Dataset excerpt
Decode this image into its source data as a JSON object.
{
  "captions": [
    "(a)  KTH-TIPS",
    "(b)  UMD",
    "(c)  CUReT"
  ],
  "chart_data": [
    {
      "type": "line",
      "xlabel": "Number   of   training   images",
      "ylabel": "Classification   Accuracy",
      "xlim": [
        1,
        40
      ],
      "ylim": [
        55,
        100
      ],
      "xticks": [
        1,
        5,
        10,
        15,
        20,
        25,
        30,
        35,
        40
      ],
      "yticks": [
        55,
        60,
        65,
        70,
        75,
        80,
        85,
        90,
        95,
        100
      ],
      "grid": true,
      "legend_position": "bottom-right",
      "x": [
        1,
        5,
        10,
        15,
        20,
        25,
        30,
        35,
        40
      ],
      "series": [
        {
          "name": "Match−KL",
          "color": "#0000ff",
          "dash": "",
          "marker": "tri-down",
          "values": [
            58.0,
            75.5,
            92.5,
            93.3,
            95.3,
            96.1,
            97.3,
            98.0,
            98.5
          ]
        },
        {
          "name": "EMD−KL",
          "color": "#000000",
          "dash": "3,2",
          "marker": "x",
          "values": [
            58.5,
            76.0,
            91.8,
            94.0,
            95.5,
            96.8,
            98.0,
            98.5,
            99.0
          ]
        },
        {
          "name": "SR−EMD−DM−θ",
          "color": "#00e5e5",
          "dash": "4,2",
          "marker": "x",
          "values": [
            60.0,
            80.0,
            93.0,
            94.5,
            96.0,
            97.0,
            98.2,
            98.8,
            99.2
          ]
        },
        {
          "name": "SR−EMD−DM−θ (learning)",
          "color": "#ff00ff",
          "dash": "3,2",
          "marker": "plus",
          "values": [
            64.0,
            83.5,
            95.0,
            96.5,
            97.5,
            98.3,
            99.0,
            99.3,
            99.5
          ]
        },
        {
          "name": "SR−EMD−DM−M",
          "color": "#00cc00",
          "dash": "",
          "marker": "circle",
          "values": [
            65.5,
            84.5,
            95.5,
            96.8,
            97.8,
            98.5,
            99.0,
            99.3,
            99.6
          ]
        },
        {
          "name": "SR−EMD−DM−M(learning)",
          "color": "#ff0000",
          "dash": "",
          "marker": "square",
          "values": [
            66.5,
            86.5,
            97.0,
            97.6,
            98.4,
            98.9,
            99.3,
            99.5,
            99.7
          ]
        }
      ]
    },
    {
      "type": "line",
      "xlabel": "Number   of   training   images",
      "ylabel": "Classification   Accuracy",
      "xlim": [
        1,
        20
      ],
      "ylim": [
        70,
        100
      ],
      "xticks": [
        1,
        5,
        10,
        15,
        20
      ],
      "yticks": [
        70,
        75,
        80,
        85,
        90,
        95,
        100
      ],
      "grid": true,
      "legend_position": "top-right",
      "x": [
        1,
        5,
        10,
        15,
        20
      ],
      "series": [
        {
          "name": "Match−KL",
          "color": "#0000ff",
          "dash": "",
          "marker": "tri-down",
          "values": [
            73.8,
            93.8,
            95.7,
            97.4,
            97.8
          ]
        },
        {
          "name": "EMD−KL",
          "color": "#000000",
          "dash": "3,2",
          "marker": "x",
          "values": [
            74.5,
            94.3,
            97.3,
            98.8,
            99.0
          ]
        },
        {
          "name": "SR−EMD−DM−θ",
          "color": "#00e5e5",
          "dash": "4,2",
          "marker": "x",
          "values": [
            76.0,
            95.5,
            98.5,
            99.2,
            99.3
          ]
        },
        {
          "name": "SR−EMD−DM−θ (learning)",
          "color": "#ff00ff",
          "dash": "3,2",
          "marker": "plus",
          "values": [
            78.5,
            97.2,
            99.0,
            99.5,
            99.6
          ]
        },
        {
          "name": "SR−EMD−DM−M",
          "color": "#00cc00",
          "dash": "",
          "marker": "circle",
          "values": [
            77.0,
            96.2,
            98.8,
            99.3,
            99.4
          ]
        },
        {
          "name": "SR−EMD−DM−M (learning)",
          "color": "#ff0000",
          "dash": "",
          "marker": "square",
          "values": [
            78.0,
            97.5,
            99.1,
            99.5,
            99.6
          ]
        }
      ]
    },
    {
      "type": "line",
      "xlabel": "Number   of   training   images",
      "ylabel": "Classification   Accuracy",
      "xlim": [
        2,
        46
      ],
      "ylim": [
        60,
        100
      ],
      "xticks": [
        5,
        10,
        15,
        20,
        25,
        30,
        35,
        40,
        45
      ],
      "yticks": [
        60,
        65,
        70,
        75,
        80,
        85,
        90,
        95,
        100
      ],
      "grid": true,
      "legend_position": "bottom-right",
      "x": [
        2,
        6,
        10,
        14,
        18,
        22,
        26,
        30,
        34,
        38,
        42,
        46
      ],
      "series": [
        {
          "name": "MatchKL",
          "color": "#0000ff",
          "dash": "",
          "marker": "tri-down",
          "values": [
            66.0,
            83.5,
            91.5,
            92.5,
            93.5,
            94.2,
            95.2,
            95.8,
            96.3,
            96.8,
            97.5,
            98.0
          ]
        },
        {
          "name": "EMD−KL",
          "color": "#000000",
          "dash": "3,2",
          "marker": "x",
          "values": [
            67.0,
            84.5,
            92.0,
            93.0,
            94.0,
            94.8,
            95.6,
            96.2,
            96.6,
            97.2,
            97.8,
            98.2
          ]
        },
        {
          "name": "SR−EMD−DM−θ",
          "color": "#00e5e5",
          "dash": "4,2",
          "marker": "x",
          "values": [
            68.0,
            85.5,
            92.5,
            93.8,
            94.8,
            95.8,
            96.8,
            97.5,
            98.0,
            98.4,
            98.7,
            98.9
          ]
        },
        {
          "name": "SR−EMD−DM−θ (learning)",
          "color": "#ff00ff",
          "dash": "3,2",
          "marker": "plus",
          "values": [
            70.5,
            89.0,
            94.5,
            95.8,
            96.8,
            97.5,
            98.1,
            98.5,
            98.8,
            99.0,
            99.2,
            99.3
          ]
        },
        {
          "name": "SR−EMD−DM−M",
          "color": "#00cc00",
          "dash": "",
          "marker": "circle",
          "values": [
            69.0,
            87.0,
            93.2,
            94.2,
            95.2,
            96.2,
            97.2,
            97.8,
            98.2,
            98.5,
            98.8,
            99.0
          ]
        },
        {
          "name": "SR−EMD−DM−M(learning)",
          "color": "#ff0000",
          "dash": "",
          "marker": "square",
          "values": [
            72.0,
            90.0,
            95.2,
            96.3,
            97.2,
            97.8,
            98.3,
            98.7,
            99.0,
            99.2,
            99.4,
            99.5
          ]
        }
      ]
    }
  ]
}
---
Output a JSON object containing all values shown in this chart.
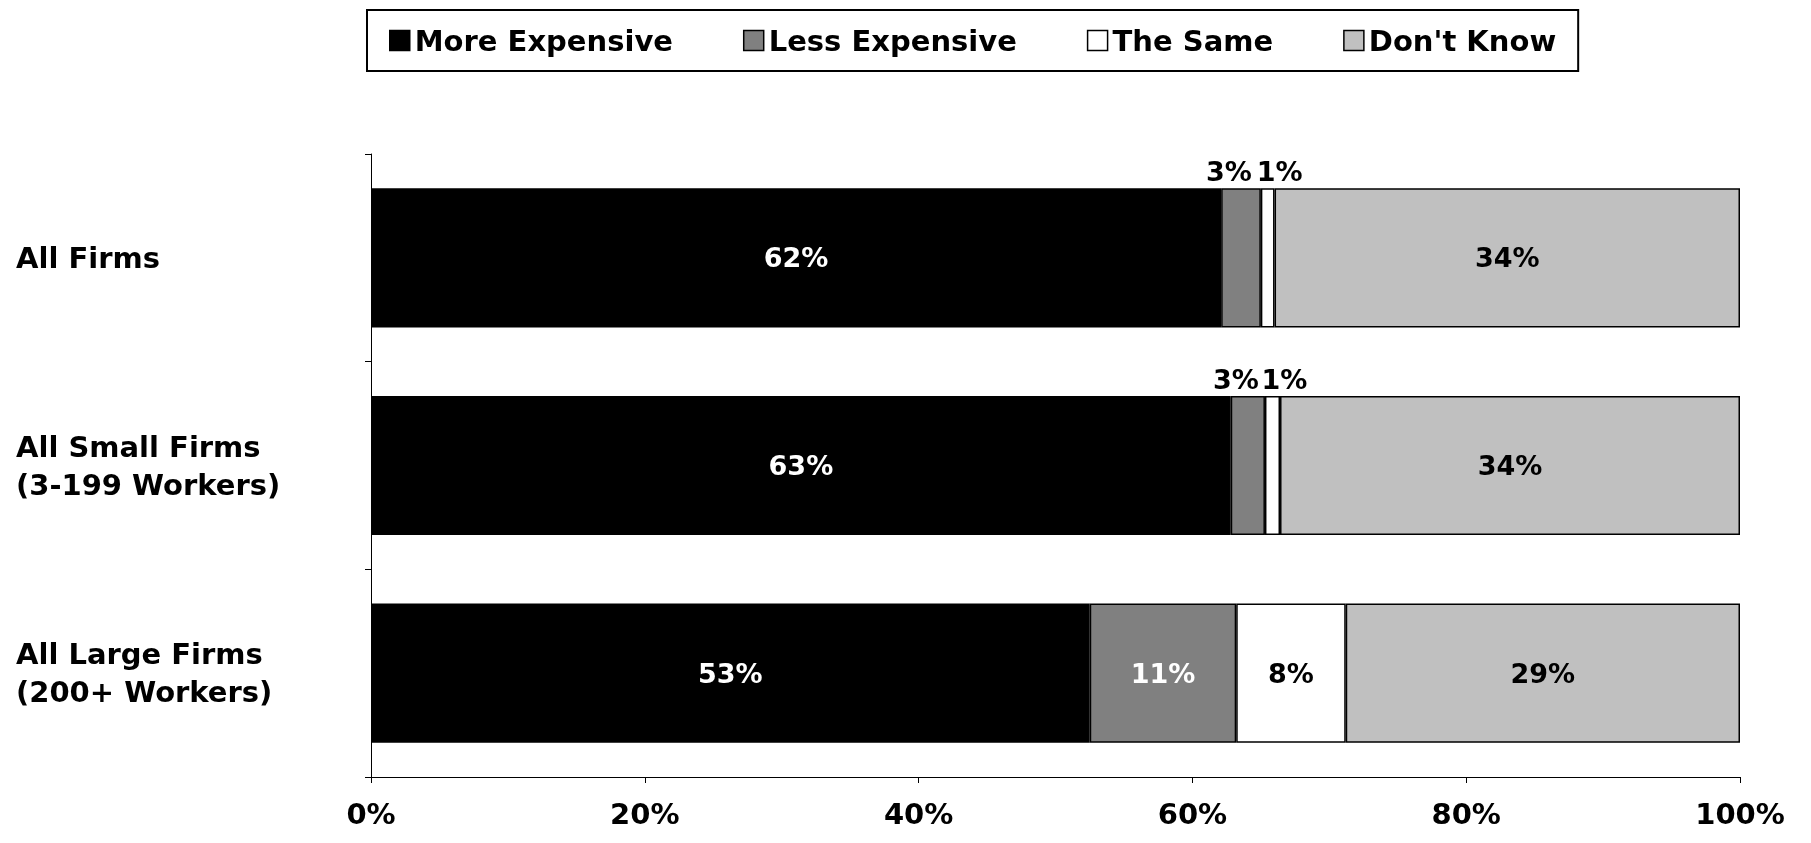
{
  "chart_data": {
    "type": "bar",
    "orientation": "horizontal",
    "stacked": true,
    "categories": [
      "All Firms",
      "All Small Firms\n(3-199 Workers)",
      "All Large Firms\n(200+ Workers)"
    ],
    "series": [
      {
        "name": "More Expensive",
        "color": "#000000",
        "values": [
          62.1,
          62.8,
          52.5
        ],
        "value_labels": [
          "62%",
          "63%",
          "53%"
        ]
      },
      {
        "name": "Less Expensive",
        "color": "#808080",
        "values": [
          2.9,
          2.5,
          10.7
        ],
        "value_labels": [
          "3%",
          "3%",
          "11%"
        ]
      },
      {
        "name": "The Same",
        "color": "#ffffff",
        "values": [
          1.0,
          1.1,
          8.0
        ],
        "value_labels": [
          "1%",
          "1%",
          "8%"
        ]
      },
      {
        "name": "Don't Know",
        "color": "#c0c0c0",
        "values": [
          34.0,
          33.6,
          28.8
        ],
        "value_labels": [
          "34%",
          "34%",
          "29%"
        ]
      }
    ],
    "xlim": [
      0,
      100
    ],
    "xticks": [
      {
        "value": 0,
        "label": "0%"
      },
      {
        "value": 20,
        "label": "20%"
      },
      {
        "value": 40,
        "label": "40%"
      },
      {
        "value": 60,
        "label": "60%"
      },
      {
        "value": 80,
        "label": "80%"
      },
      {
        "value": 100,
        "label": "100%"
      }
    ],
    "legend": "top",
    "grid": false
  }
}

*EXERCISE DESCRIPTION*
Copy all lines from the entries that contain the word "Workers".

*REPLY TO THE TASK*
      "All Small Firms\n(3-199 Workers)",
      "All Large Firms\n(200+ Workers)"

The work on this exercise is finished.